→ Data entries
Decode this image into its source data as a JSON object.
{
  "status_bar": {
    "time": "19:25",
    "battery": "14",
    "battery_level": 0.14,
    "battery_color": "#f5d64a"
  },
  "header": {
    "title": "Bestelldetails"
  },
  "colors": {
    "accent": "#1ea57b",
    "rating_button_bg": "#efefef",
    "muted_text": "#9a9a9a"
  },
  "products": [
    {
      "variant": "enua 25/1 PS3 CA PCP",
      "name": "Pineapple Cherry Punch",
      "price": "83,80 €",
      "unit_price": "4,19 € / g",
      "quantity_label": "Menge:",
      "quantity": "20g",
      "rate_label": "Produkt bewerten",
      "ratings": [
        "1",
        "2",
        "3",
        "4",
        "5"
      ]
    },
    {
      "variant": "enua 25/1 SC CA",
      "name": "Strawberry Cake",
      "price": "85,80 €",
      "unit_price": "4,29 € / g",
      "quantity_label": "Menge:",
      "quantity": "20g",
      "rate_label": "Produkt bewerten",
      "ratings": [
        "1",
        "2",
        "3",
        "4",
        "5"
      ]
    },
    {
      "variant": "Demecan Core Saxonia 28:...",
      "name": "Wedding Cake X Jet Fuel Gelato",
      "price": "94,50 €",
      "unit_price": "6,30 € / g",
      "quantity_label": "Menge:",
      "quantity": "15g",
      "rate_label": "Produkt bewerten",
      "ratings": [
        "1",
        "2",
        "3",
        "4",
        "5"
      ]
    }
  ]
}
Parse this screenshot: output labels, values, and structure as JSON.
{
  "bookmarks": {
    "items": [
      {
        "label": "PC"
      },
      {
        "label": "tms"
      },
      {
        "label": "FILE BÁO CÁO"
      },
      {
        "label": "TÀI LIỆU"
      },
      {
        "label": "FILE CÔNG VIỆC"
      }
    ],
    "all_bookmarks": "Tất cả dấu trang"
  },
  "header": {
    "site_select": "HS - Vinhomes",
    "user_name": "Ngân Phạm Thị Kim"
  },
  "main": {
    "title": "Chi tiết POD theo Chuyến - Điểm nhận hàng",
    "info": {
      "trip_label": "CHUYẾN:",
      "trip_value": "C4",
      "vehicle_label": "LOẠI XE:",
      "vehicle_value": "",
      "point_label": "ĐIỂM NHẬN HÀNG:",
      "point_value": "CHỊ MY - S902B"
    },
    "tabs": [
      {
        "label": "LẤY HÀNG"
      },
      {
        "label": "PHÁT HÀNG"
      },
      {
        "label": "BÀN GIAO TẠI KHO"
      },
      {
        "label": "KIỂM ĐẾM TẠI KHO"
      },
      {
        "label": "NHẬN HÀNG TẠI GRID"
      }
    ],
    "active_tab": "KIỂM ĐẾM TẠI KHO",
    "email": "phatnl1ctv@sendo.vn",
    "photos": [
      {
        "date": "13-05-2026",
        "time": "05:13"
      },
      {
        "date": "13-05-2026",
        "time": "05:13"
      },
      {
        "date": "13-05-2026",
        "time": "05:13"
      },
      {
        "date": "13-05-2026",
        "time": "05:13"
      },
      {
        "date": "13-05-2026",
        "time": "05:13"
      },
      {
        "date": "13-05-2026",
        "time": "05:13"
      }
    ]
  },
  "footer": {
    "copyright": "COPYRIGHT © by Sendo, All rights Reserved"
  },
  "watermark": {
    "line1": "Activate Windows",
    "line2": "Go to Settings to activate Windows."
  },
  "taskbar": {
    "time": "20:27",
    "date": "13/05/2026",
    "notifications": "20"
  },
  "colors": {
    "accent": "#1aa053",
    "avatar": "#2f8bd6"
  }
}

→ EXERCISE DIRECTIONS
Write out every record verbatim.

→ WRITTEN RESPONSE
Decode this image into its source data as a JSON object.
{
  "status_bar": {
    "time": "19:25",
    "battery": "14",
    "battery_level": 0.14,
    "battery_color": "#f5d64a"
  },
  "header": {
    "title": "Bestelldetails"
  },
  "colors": {
    "accent": "#1ea57b",
    "rating_button_bg": "#efefef",
    "muted_text": "#9a9a9a"
  },
  "products": [
    {
      "variant": "enua 25/1 PS3 CA PCP",
      "name": "Pineapple Cherry Punch",
      "price": "83,80 €",
      "unit_price": "4,19 € / g",
      "quantity_label": "Menge:",
      "quantity": "20g",
      "rate_label": "Produkt bewerten",
      "ratings": [
        "1",
        "2",
        "3",
        "4",
        "5"
      ]
    },
    {
      "variant": "enua 25/1 SC CA",
      "name": "Strawberry Cake",
      "price": "85,80 €",
      "unit_price": "4,29 € / g",
      "quantity_label": "Menge:",
      "quantity": "20g",
      "rate_label": "Produkt bewerten",
      "ratings": [
        "1",
        "2",
        "3",
        "4",
        "5"
      ]
    },
    {
      "variant": "Demecan Core Saxonia 28:...",
      "name": "Wedding Cake X Jet Fuel Gelato",
      "price": "94,50 €",
      "unit_price": "6,30 € / g",
      "quantity_label": "Menge:",
      "quantity": "15g",
      "rate_label": "Produkt bewerten",
      "ratings": [
        "1",
        "2",
        "3",
        "4",
        "5"
      ]
    }
  ]
}
Parse this screenshot: output labels, values, and structure as JSON.
{
  "bookmarks": {
    "items": [
      {
        "label": "PC"
      },
      {
        "label": "tms"
      },
      {
        "label": "FILE BÁO CÁO"
      },
      {
        "label": "TÀI LIỆU"
      },
      {
        "label": "FILE CÔNG VIỆC"
      }
    ],
    "all_bookmarks": "Tất cả dấu trang"
  },
  "header": {
    "site_select": "HS - Vinhomes",
    "user_name": "Ngân Phạm Thị Kim"
  },
  "main": {
    "title": "Chi tiết POD theo Chuyến - Điểm nhận hàng",
    "info": {
      "trip_label": "CHUYẾN:",
      "trip_value": "C4",
      "vehicle_label": "LOẠI XE:",
      "vehicle_value": "",
      "point_label": "ĐIỂM NHẬN HÀNG:",
      "point_value": "CHỊ MY - S902B"
    },
    "tabs": [
      {
        "label": "LẤY HÀNG"
      },
      {
        "label": "PHÁT HÀNG"
      },
      {
        "label": "BÀN GIAO TẠI KHO"
      },
      {
        "label": "KIỂM ĐẾM TẠI KHO"
      },
      {
        "label": "NHẬN HÀNG TẠI GRID"
      }
    ],
    "active_tab": "KIỂM ĐẾM TẠI KHO",
    "email": "phatnl1ctv@sendo.vn",
    "photos": [
      {
        "date": "13-05-2026",
        "time": "05:13"
      },
      {
        "date": "13-05-2026",
        "time": "05:13"
      },
      {
        "date": "13-05-2026",
        "time": "05:13"
      },
      {
        "date": "13-05-2026",
        "time": "05:13"
      },
      {
        "date": "13-05-2026",
        "time": "05:13"
      },
      {
        "date": "13-05-2026",
        "time": "05:13"
      }
    ]
  },
  "footer": {
    "copyright": "COPYRIGHT © by Sendo, All rights Reserved"
  },
  "watermark": {
    "line1": "Activate Windows",
    "line2": "Go to Settings to activate Windows."
  },
  "taskbar": {
    "time": "20:27",
    "date": "13/05/2026",
    "notifications": "20"
  },
  "colors": {
    "accent": "#1aa053",
    "avatar": "#2f8bd6"
  }
}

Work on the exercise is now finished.